#### What is being asked:
Find the lines holding the string "Stock" in the data, then copy all of them.

(Stored entries)
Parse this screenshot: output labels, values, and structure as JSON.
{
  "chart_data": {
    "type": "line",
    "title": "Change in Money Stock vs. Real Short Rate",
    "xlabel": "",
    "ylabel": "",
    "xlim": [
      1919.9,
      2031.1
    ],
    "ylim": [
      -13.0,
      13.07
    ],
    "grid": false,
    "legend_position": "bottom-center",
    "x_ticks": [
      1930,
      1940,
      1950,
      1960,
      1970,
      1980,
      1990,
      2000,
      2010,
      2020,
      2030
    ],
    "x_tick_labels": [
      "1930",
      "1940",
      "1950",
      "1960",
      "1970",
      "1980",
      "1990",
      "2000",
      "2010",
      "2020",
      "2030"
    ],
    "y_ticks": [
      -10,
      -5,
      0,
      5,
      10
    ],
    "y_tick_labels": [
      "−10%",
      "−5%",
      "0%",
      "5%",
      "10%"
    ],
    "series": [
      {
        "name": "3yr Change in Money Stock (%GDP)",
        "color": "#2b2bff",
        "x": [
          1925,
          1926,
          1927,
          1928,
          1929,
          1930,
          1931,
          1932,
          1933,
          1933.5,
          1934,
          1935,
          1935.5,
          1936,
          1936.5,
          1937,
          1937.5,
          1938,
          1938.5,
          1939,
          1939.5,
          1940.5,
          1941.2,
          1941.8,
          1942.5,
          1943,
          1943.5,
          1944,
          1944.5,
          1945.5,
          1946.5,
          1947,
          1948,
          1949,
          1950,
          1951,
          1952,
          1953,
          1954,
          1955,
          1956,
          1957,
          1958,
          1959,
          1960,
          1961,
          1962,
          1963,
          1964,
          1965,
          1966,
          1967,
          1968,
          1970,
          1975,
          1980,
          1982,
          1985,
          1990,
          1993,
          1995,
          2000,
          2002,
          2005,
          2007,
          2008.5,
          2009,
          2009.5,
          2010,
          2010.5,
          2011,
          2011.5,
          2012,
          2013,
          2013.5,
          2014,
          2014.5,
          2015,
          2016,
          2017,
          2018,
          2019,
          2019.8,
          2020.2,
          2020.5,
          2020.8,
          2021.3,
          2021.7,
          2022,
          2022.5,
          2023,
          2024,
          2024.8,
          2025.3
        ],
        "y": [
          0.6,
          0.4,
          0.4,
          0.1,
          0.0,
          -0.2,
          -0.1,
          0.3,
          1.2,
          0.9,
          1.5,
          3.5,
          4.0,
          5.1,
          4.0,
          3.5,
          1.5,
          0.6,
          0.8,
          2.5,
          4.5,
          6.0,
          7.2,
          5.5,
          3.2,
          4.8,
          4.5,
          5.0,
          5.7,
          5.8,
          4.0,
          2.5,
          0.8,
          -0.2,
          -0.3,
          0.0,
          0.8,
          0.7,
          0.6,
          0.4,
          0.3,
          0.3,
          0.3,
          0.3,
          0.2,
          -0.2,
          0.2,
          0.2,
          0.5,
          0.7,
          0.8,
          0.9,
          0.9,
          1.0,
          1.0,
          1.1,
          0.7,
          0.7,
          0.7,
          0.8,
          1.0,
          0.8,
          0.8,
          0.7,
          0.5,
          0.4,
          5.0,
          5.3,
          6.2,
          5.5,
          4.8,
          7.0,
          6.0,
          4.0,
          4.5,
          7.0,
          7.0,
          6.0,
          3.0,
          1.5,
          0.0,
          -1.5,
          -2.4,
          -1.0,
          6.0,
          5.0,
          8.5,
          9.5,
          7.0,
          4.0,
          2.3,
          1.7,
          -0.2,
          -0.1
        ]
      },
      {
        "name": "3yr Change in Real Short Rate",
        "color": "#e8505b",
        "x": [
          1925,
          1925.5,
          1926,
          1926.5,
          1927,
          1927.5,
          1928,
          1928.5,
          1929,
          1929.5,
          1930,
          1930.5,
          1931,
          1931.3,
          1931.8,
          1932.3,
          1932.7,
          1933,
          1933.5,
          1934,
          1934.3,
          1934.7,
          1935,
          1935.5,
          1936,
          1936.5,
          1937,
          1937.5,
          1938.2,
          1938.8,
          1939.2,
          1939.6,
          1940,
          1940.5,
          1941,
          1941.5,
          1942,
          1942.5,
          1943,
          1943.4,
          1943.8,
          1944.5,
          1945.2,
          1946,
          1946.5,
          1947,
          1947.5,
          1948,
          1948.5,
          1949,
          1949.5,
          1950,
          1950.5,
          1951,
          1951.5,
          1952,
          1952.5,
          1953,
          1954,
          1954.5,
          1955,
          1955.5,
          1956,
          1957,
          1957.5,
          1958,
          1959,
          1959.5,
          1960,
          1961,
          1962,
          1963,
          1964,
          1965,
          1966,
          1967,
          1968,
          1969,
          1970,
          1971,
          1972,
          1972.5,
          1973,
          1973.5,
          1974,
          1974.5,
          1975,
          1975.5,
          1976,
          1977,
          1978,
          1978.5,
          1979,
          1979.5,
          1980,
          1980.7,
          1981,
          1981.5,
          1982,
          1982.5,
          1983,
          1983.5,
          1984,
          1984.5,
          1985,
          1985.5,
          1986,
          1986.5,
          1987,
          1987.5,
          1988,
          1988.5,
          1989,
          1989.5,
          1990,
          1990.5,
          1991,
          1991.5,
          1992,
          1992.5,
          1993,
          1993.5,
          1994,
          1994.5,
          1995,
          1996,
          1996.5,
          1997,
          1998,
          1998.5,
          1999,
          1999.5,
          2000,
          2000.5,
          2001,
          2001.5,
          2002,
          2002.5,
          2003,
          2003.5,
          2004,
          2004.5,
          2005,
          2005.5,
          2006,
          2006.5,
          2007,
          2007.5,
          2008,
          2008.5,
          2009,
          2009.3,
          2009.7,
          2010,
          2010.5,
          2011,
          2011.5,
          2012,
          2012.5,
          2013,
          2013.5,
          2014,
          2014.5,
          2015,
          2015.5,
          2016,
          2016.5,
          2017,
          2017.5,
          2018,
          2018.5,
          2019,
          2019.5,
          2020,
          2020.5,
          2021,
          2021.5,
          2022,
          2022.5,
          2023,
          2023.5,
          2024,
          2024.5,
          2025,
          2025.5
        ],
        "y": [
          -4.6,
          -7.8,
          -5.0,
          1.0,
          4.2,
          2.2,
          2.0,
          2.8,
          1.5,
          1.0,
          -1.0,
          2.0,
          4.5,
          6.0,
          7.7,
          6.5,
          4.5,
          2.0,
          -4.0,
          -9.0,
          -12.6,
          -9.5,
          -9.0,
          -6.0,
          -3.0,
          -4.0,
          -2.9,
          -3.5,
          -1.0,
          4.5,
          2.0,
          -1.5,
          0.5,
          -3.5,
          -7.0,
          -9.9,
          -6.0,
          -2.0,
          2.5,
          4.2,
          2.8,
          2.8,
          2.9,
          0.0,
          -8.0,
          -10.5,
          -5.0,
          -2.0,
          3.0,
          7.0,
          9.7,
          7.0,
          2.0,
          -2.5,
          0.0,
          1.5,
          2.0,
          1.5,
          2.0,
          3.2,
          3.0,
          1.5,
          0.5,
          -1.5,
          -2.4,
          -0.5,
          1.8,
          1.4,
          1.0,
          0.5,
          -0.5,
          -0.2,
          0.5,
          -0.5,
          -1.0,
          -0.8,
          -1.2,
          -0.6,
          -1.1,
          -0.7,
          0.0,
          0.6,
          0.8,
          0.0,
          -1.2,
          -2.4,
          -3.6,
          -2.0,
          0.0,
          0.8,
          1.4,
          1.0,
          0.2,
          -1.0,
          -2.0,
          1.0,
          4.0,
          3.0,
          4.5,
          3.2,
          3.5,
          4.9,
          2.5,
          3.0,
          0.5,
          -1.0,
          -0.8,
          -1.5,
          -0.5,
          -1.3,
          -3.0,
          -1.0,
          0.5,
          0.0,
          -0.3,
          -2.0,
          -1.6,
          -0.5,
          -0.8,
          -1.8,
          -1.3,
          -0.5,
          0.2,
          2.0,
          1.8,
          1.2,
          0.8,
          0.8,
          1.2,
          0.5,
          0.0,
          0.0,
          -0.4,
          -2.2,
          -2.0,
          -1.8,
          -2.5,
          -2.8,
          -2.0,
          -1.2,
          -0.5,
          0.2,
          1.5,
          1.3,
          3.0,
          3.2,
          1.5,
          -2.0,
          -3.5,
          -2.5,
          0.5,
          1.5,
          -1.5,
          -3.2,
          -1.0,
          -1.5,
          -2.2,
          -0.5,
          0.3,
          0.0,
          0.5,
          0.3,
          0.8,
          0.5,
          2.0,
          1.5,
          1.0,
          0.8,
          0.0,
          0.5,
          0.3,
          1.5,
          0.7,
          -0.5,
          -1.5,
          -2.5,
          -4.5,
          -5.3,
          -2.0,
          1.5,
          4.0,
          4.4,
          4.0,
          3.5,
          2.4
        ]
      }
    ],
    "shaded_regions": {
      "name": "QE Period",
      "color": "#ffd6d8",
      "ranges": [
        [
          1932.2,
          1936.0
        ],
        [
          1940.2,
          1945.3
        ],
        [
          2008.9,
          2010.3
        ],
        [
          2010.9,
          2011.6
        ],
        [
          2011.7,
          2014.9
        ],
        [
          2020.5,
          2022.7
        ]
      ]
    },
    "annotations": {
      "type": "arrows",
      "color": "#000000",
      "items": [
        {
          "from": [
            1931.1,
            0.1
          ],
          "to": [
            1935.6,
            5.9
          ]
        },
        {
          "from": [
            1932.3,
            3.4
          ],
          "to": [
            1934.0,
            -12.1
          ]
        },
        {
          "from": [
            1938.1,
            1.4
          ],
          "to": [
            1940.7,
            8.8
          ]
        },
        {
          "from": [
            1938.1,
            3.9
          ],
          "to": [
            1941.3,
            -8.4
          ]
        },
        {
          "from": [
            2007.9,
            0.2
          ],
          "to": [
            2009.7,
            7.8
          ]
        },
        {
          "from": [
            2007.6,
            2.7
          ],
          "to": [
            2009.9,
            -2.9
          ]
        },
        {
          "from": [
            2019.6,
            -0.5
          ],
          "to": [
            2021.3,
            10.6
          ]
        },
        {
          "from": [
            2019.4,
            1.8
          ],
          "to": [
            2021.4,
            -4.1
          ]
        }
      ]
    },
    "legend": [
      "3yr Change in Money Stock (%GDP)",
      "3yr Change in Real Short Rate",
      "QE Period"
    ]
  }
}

#### Worked solution:
    "title": "Change in Money Stock vs. Real Short Rate",
        "name": "3yr Change in Money Stock (%GDP)",
      "3yr Change in Money Stock (%GDP)",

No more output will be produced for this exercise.